-- Short task --
Wherever the string "icon" appears in the listing, copy that line.
***** Dataset rows *****
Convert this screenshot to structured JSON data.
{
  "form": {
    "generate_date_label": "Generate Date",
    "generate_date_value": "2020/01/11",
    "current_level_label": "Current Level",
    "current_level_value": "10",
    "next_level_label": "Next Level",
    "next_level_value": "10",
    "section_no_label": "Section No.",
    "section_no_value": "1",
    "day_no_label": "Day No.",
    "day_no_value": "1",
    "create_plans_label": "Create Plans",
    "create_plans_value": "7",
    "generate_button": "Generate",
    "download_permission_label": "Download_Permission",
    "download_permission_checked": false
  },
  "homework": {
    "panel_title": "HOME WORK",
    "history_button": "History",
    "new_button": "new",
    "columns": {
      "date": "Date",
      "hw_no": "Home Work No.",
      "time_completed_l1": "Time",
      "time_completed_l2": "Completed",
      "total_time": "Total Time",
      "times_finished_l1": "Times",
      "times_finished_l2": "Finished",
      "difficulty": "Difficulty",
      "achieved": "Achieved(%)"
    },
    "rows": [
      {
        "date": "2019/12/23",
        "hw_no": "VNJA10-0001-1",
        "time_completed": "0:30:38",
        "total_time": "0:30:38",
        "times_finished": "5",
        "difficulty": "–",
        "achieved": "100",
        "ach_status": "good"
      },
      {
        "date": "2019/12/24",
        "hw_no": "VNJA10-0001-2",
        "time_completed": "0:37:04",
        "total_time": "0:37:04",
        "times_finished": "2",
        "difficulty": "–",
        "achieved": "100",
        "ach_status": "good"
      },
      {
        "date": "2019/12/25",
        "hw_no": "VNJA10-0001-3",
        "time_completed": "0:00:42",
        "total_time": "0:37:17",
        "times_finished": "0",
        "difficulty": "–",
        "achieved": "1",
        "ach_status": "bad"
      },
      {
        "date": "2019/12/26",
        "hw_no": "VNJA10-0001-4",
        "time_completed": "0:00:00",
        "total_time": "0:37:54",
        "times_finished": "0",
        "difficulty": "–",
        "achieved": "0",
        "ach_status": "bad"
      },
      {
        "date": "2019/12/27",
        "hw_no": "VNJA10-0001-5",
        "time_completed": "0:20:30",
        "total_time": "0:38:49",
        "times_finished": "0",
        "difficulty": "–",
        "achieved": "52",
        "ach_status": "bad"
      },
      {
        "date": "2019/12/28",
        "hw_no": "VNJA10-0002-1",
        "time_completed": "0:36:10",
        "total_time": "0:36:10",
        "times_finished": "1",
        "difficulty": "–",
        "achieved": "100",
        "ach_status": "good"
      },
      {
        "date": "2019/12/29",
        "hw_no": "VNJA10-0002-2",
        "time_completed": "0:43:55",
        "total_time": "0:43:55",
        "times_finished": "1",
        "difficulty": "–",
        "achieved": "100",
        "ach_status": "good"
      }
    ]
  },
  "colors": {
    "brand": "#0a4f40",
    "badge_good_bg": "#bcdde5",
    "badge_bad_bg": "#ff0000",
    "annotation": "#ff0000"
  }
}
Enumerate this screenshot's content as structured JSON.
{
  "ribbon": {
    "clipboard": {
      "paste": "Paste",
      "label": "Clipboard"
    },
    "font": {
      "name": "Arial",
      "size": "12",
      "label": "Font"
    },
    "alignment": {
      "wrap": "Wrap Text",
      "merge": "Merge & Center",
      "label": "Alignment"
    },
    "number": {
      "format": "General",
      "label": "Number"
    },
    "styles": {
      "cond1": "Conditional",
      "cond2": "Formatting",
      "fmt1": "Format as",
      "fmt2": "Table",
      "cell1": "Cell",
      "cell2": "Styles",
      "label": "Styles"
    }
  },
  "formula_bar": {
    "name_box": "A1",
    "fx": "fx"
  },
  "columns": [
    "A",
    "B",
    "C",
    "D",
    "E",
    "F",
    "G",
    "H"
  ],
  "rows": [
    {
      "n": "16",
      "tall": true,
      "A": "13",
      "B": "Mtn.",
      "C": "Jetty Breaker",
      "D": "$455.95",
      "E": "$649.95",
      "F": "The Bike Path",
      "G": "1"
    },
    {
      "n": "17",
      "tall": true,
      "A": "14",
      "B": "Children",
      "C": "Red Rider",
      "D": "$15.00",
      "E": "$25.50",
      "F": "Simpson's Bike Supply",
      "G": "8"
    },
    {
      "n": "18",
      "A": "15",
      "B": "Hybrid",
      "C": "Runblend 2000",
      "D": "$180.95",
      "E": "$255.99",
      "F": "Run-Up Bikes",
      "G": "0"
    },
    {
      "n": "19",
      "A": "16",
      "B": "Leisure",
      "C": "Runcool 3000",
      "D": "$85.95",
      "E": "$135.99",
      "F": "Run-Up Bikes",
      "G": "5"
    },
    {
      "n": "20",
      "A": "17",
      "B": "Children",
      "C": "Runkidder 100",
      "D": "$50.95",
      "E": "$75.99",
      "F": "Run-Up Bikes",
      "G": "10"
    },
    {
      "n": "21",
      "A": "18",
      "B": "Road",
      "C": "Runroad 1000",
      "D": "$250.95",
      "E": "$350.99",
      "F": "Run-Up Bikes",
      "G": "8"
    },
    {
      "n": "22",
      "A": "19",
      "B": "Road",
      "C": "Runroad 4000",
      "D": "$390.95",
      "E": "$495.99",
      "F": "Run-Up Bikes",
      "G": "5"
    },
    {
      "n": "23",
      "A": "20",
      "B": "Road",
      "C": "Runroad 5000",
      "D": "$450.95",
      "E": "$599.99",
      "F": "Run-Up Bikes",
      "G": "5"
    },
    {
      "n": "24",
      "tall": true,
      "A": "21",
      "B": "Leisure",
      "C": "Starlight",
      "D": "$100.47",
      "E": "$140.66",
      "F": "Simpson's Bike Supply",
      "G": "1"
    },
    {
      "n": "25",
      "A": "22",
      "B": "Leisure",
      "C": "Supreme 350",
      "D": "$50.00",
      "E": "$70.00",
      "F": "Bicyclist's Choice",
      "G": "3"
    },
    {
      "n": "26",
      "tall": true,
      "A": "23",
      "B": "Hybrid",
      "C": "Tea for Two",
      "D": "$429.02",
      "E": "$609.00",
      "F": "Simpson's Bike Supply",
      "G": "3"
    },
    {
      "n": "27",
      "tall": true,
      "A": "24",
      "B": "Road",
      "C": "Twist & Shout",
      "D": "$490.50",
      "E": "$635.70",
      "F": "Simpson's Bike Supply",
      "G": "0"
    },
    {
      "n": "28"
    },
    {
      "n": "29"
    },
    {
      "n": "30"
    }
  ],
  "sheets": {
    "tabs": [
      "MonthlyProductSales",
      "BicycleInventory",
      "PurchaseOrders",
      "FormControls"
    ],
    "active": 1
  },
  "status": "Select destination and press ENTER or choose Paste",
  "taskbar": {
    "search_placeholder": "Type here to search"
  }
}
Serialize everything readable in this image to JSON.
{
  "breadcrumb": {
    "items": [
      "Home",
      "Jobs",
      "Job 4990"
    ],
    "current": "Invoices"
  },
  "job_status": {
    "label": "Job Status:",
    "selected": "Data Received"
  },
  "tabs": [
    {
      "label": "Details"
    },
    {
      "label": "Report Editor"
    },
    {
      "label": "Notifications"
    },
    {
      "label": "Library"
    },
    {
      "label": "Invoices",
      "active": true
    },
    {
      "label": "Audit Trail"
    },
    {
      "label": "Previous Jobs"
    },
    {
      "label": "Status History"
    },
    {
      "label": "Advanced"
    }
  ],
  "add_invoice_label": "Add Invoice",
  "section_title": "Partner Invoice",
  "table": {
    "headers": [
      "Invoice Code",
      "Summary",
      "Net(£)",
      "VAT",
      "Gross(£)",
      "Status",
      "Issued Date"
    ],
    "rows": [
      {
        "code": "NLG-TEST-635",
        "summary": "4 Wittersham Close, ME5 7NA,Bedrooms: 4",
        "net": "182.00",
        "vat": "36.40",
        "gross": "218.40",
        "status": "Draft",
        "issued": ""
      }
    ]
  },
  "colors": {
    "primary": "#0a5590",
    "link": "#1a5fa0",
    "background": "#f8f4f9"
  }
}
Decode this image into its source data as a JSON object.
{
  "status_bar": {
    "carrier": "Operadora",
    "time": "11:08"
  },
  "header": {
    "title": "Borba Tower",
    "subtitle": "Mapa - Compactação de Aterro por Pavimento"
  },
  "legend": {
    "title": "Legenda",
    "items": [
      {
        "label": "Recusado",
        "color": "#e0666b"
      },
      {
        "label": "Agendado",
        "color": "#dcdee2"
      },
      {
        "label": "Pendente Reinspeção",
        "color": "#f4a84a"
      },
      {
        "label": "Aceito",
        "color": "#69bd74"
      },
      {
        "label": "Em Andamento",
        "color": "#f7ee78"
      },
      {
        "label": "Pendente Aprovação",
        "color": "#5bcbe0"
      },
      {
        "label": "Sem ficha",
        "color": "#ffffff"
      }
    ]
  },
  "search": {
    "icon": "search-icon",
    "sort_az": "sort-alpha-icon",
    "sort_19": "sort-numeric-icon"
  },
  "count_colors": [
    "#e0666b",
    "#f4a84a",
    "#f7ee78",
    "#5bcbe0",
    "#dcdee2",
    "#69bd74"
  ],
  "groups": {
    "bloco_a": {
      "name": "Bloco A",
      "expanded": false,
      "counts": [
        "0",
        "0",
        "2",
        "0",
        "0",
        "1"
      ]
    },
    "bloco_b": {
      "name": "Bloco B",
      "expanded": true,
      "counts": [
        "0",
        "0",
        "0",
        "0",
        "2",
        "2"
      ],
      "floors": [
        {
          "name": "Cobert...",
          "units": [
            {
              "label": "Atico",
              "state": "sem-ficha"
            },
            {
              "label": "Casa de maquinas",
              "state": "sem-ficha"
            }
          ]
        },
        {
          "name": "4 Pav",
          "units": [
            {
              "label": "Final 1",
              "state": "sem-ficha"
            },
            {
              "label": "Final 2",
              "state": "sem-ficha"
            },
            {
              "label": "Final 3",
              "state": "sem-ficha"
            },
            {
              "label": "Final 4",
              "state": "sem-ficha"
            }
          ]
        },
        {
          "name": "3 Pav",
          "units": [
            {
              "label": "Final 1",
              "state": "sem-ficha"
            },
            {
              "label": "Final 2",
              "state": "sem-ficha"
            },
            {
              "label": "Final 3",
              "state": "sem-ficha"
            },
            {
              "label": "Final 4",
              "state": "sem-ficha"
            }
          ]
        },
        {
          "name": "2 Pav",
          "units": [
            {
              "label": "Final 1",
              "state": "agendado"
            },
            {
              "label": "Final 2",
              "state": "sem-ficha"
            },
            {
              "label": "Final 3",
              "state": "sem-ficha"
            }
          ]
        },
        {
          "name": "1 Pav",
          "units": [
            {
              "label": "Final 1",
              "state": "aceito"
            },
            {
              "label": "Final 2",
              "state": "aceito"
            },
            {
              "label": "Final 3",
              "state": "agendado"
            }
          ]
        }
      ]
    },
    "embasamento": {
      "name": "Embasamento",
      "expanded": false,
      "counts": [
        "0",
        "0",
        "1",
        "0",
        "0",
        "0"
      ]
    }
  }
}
*****
-- Output for this task --
    "icon": "search-icon",
    "sort_az": "sort-alpha-icon",
    "sort_19": "sort-numeric-icon"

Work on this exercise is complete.